- Stated goal -
Take the material below and write it all out again exactly.

- Task data -
□ □ □ □ □ □ □

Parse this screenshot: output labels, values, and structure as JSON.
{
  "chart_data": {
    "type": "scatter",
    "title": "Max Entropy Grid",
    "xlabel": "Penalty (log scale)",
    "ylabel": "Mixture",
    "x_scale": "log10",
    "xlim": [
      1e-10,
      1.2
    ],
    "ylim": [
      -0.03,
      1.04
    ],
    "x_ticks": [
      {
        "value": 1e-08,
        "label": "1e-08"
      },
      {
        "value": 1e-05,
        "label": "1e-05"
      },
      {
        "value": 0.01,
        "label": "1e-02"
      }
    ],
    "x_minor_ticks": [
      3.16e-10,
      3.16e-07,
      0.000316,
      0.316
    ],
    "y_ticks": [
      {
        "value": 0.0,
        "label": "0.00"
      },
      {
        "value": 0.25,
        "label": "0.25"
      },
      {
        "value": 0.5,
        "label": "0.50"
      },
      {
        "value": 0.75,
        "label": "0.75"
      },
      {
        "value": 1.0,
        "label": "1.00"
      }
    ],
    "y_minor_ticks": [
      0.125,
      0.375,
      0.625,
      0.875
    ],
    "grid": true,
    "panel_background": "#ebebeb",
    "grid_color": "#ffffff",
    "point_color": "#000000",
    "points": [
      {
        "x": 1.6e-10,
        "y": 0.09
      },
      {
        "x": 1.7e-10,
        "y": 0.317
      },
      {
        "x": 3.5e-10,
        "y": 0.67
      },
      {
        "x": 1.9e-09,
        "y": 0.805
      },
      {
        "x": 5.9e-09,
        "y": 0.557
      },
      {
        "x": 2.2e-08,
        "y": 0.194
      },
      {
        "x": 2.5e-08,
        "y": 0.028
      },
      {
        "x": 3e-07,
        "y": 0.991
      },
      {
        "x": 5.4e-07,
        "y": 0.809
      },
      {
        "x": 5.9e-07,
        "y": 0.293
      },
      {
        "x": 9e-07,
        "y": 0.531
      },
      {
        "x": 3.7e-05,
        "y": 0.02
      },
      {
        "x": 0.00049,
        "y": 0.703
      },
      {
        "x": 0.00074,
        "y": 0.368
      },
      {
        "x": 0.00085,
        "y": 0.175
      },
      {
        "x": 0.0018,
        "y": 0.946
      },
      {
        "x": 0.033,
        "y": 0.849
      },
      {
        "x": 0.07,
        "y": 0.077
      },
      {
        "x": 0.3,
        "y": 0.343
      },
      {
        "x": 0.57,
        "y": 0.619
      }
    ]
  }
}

□ □ □ □ □ □ □

- The completed task -
Parse this screenshot: output labels, values, and structure as JSON.
{
  "chart_data": {
    "type": "scatter",
    "title": "Max Entropy Grid",
    "xlabel": "Penalty (log scale)",
    "ylabel": "Mixture",
    "x_scale": "log10",
    "xlim": [
      1e-10,
      1.2
    ],
    "ylim": [
      -0.03,
      1.04
    ],
    "x_ticks": [
      {
        "value": 1e-08,
        "label": "1e-08"
      },
      {
        "value": 1e-05,
        "label": "1e-05"
      },
      {
        "value": 0.01,
        "label": "1e-02"
      }
    ],
    "x_minor_ticks": [
      3.16e-10,
      3.16e-07,
      0.000316,
      0.316
    ],
    "y_ticks": [
      {
        "value": 0.0,
        "label": "0.00"
      },
      {
        "value": 0.25,
        "label": "0.25"
      },
      {
        "value": 0.5,
        "label": "0.50"
      },
      {
        "value": 0.75,
        "label": "0.75"
      },
      {
        "value": 1.0,
        "label": "1.00"
      }
    ],
    "y_minor_ticks": [
      0.125,
      0.375,
      0.625,
      0.875
    ],
    "grid": true,
    "panel_background": "#ebebeb",
    "grid_color": "#ffffff",
    "point_color": "#000000",
    "points": [
      {
        "x": 1.6e-10,
        "y": 0.09
      },
      {
        "x": 1.7e-10,
        "y": 0.317
      },
      {
        "x": 3.5e-10,
        "y": 0.67
      },
      {
        "x": 1.9e-09,
        "y": 0.805
      },
      {
        "x": 5.9e-09,
        "y": 0.557
      },
      {
        "x": 2.2e-08,
        "y": 0.194
      },
      {
        "x": 2.5e-08,
        "y": 0.028
      },
      {
        "x": 3e-07,
        "y": 0.991
      },
      {
        "x": 5.4e-07,
        "y": 0.809
      },
      {
        "x": 5.9e-07,
        "y": 0.293
      },
      {
        "x": 9e-07,
        "y": 0.531
      },
      {
        "x": 3.7e-05,
        "y": 0.02
      },
      {
        "x": 0.00049,
        "y": 0.703
      },
      {
        "x": 0.00074,
        "y": 0.368
      },
      {
        "x": 0.00085,
        "y": 0.175
      },
      {
        "x": 0.0018,
        "y": 0.946
      },
      {
        "x": 0.033,
        "y": 0.849
      },
      {
        "x": 0.07,
        "y": 0.077
      },
      {
        "x": 0.3,
        "y": 0.343
      },
      {
        "x": 0.57,
        "y": 0.619
      }
    ]
  }
}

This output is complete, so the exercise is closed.